» TASK BRIEF
Retype the complete listing exactly as it appears.

» LISTING
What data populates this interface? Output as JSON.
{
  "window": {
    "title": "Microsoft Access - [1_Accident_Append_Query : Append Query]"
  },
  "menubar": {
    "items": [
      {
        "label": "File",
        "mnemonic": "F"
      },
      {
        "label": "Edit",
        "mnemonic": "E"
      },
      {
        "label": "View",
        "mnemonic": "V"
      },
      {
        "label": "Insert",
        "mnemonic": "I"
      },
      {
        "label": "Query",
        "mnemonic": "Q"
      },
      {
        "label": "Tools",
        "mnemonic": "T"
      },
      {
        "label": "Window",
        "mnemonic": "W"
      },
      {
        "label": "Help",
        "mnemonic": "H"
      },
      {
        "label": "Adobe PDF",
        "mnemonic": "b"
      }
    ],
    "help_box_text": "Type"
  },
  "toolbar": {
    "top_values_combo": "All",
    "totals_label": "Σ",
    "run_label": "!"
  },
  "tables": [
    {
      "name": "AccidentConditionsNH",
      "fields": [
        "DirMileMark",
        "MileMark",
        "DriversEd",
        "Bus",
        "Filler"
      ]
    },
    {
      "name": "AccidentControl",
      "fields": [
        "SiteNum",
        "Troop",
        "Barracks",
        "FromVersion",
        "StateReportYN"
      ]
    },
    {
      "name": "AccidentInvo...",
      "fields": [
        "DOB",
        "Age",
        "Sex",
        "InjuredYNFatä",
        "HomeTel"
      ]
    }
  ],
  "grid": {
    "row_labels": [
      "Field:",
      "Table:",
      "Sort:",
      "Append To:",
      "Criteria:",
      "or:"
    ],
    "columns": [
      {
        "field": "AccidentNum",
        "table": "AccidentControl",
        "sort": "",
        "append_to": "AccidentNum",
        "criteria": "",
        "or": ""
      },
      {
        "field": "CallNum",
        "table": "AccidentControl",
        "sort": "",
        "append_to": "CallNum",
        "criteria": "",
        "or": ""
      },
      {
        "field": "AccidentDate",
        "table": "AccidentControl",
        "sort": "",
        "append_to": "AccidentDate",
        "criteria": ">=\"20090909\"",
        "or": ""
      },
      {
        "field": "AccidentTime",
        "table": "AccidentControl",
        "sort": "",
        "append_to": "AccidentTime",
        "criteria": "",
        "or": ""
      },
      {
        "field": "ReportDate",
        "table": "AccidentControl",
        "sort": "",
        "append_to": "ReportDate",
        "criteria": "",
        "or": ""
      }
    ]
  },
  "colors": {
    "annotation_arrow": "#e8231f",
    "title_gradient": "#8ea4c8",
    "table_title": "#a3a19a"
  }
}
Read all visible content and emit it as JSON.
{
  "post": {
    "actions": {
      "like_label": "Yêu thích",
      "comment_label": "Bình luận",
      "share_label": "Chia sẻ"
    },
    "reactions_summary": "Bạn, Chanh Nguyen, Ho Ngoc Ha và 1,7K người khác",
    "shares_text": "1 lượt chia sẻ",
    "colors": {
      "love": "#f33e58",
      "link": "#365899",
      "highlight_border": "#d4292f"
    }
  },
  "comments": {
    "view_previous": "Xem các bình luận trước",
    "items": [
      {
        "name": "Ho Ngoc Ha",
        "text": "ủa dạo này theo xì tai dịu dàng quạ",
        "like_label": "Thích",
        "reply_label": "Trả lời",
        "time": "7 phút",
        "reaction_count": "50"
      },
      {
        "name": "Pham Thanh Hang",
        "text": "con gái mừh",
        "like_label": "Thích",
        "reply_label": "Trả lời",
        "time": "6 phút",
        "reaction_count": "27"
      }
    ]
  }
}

» SOLUTION FOR THIS PROBLEM
What data populates this interface? Output as JSON.
{
  "window": {
    "title": "Microsoft Access - [1_Accident_Append_Query : Append Query]"
  },
  "menubar": {
    "items": [
      {
        "label": "File",
        "mnemonic": "F"
      },
      {
        "label": "Edit",
        "mnemonic": "E"
      },
      {
        "label": "View",
        "mnemonic": "V"
      },
      {
        "label": "Insert",
        "mnemonic": "I"
      },
      {
        "label": "Query",
        "mnemonic": "Q"
      },
      {
        "label": "Tools",
        "mnemonic": "T"
      },
      {
        "label": "Window",
        "mnemonic": "W"
      },
      {
        "label": "Help",
        "mnemonic": "H"
      },
      {
        "label": "Adobe PDF",
        "mnemonic": "b"
      }
    ],
    "help_box_text": "Type"
  },
  "toolbar": {
    "top_values_combo": "All",
    "totals_label": "Σ",
    "run_label": "!"
  },
  "tables": [
    {
      "name": "AccidentConditionsNH",
      "fields": [
        "DirMileMark",
        "MileMark",
        "DriversEd",
        "Bus",
        "Filler"
      ]
    },
    {
      "name": "AccidentControl",
      "fields": [
        "SiteNum",
        "Troop",
        "Barracks",
        "FromVersion",
        "StateReportYN"
      ]
    },
    {
      "name": "AccidentInvo...",
      "fields": [
        "DOB",
        "Age",
        "Sex",
        "InjuredYNFatä",
        "HomeTel"
      ]
    }
  ],
  "grid": {
    "row_labels": [
      "Field:",
      "Table:",
      "Sort:",
      "Append To:",
      "Criteria:",
      "or:"
    ],
    "columns": [
      {
        "field": "AccidentNum",
        "table": "AccidentControl",
        "sort": "",
        "append_to": "AccidentNum",
        "criteria": "",
        "or": ""
      },
      {
        "field": "CallNum",
        "table": "AccidentControl",
        "sort": "",
        "append_to": "CallNum",
        "criteria": "",
        "or": ""
      },
      {
        "field": "AccidentDate",
        "table": "AccidentControl",
        "sort": "",
        "append_to": "AccidentDate",
        "criteria": ">=\"20090909\"",
        "or": ""
      },
      {
        "field": "AccidentTime",
        "table": "AccidentControl",
        "sort": "",
        "append_to": "AccidentTime",
        "criteria": "",
        "or": ""
      },
      {
        "field": "ReportDate",
        "table": "AccidentControl",
        "sort": "",
        "append_to": "ReportDate",
        "criteria": "",
        "or": ""
      }
    ]
  },
  "colors": {
    "annotation_arrow": "#e8231f",
    "title_gradient": "#8ea4c8",
    "table_title": "#a3a19a"
  }
}
Read all visible content and emit it as JSON.
{
  "post": {
    "actions": {
      "like_label": "Yêu thích",
      "comment_label": "Bình luận",
      "share_label": "Chia sẻ"
    },
    "reactions_summary": "Bạn, Chanh Nguyen, Ho Ngoc Ha và 1,7K người khác",
    "shares_text": "1 lượt chia sẻ",
    "colors": {
      "love": "#f33e58",
      "link": "#365899",
      "highlight_border": "#d4292f"
    }
  },
  "comments": {
    "view_previous": "Xem các bình luận trước",
    "items": [
      {
        "name": "Ho Ngoc Ha",
        "text": "ủa dạo này theo xì tai dịu dàng quạ",
        "like_label": "Thích",
        "reply_label": "Trả lời",
        "time": "7 phút",
        "reaction_count": "50"
      },
      {
        "name": "Pham Thanh Hang",
        "text": "con gái mừh",
        "like_label": "Thích",
        "reply_label": "Trả lời",
        "time": "6 phút",
        "reaction_count": "27"
      }
    ]
  }
}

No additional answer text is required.